* _The data_:
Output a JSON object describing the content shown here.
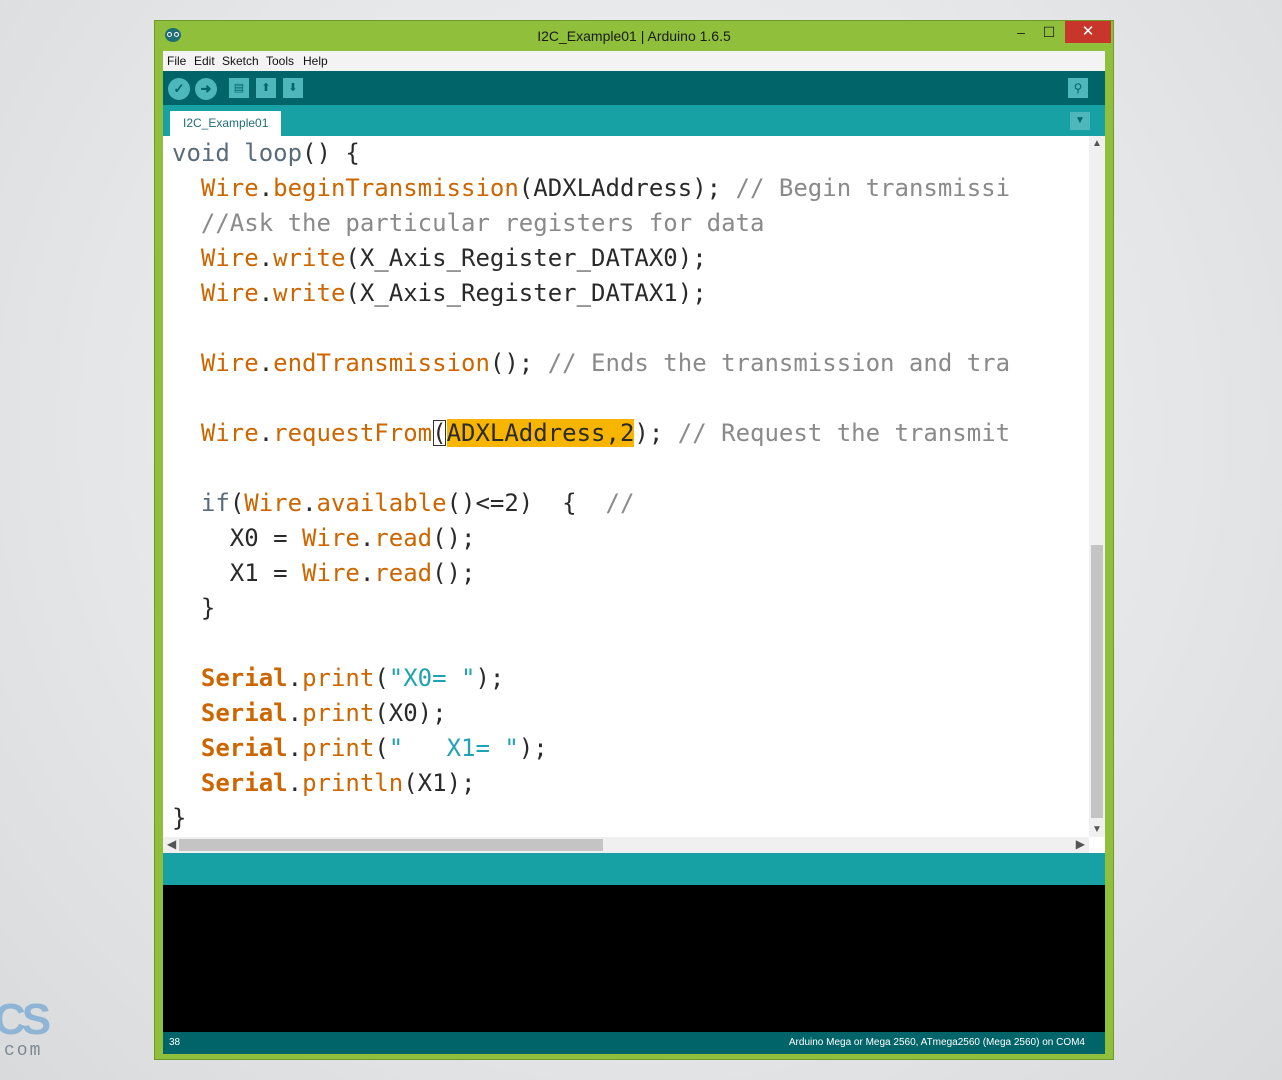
{
  "window": {
    "title": "I2C_Example01 | Arduino 1.6.5",
    "min_glyph": "–",
    "max_glyph": "☐",
    "close_glyph": "✕"
  },
  "menu": [
    "File",
    "Edit",
    "Sketch",
    "Tools",
    "Help"
  ],
  "toolbar": {
    "verify_icon": "check-icon",
    "upload_icon": "arrow-right-icon",
    "new_icon": "new-file-icon",
    "open_icon": "open-arrow-up-icon",
    "save_icon": "save-arrow-down-icon",
    "serial_icon": "magnifier-icon"
  },
  "tab": {
    "label": "I2C_Example01",
    "menu_glyph": "▼"
  },
  "code": {
    "l1_kw": "void",
    "l1_name": "loop",
    "l1_rest": "() {",
    "l2_obj": "Wire",
    "l2_fn": "beginTransmission",
    "l2_args": "(ADXLAddress); ",
    "l2_cm": "// Begin transmissi",
    "l3_cm": "//Ask the particular registers for data",
    "l4_obj": "Wire",
    "l4_fn": "write",
    "l4_args": "(X_Axis_Register_DATAX0);",
    "l5_obj": "Wire",
    "l5_fn": "write",
    "l5_args": "(X_Axis_Register_DATAX1);",
    "l7_obj": "Wire",
    "l7_fn": "endTransmission",
    "l7_args": "(); ",
    "l7_cm": "// Ends the transmission and tra",
    "l9_obj": "Wire",
    "l9_fn": "requestFrom",
    "l9_open": "(",
    "l9_sel": "ADXLAddress,2",
    "l9_close": "); ",
    "l9_cm": "// Request the transmit",
    "l11_kw": "if",
    "l11_open": "(",
    "l11_obj": "Wire",
    "l11_fn": "available",
    "l11_rest": "()<=2)  {  ",
    "l11_cm": "//",
    "l12_var": "X0 = ",
    "l12_obj": "Wire",
    "l12_fn": "read",
    "l12_rest": "();",
    "l13_var": "X1 = ",
    "l13_obj": "Wire",
    "l13_fn": "read",
    "l13_rest": "();",
    "l14": "}",
    "l16_obj": "Serial",
    "l16_fn": "print",
    "l16_open": "(",
    "l16_str": "\"X0= \"",
    "l16_close": ");",
    "l17_obj": "Serial",
    "l17_fn": "print",
    "l17_args": "(X0);",
    "l18_obj": "Serial",
    "l18_fn": "print",
    "l18_open": "(",
    "l18_str": "\"   X1= \"",
    "l18_close": ");",
    "l19_obj": "Serial",
    "l19_fn": "println",
    "l19_args": "(X1);",
    "l20": "}"
  },
  "scroll": {
    "up": "▲",
    "down": "▼",
    "left": "◀",
    "right": "▶"
  },
  "footer": {
    "line_number": "38",
    "board": "Arduino Mega or Mega 2560, ATmega2560 (Mega 2560) on COM4"
  },
  "background": {
    "logo_text": "CS",
    "logo_domain": "com"
  }
}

* _What you should do_: Do not include the images; transcribe the rest of the listing exactly.

* _Reply_:
Output a JSON object describing the content shown here.
{
  "window": {
    "title": "I2C_Example01 | Arduino 1.6.5",
    "min_glyph": "–",
    "max_glyph": "☐",
    "close_glyph": "✕"
  },
  "menu": [
    "File",
    "Edit",
    "Sketch",
    "Tools",
    "Help"
  ],
  "toolbar": {
    "verify_icon": "check-icon",
    "upload_icon": "arrow-right-icon",
    "new_icon": "new-file-icon",
    "open_icon": "open-arrow-up-icon",
    "save_icon": "save-arrow-down-icon",
    "serial_icon": "magnifier-icon"
  },
  "tab": {
    "label": "I2C_Example01",
    "menu_glyph": "▼"
  },
  "code": {
    "l1_kw": "void",
    "l1_name": "loop",
    "l1_rest": "() {",
    "l2_obj": "Wire",
    "l2_fn": "beginTransmission",
    "l2_args": "(ADXLAddress); ",
    "l2_cm": "// Begin transmissi",
    "l3_cm": "//Ask the particular registers for data",
    "l4_obj": "Wire",
    "l4_fn": "write",
    "l4_args": "(X_Axis_Register_DATAX0);",
    "l5_obj": "Wire",
    "l5_fn": "write",
    "l5_args": "(X_Axis_Register_DATAX1);",
    "l7_obj": "Wire",
    "l7_fn": "endTransmission",
    "l7_args": "(); ",
    "l7_cm": "// Ends the transmission and tra",
    "l9_obj": "Wire",
    "l9_fn": "requestFrom",
    "l9_open": "(",
    "l9_sel": "ADXLAddress,2",
    "l9_close": "); ",
    "l9_cm": "// Request the transmit",
    "l11_kw": "if",
    "l11_open": "(",
    "l11_obj": "Wire",
    "l11_fn": "available",
    "l11_rest": "()<=2)  {  ",
    "l11_cm": "//",
    "l12_var": "X0 = ",
    "l12_obj": "Wire",
    "l12_fn": "read",
    "l12_rest": "();",
    "l13_var": "X1 = ",
    "l13_obj": "Wire",
    "l13_fn": "read",
    "l13_rest": "();",
    "l14": "}",
    "l16_obj": "Serial",
    "l16_fn": "print",
    "l16_open": "(",
    "l16_str": "\"X0= \"",
    "l16_close": ");",
    "l17_obj": "Serial",
    "l17_fn": "print",
    "l17_args": "(X0);",
    "l18_obj": "Serial",
    "l18_fn": "print",
    "l18_open": "(",
    "l18_str": "\"   X1= \"",
    "l18_close": ");",
    "l19_obj": "Serial",
    "l19_fn": "println",
    "l19_args": "(X1);",
    "l20": "}"
  },
  "scroll": {
    "up": "▲",
    "down": "▼",
    "left": "◀",
    "right": "▶"
  },
  "footer": {
    "line_number": "38",
    "board": "Arduino Mega or Mega 2560, ATmega2560 (Mega 2560) on COM4"
  },
  "background": {
    "logo_text": "CS",
    "logo_domain": "com"
  }
}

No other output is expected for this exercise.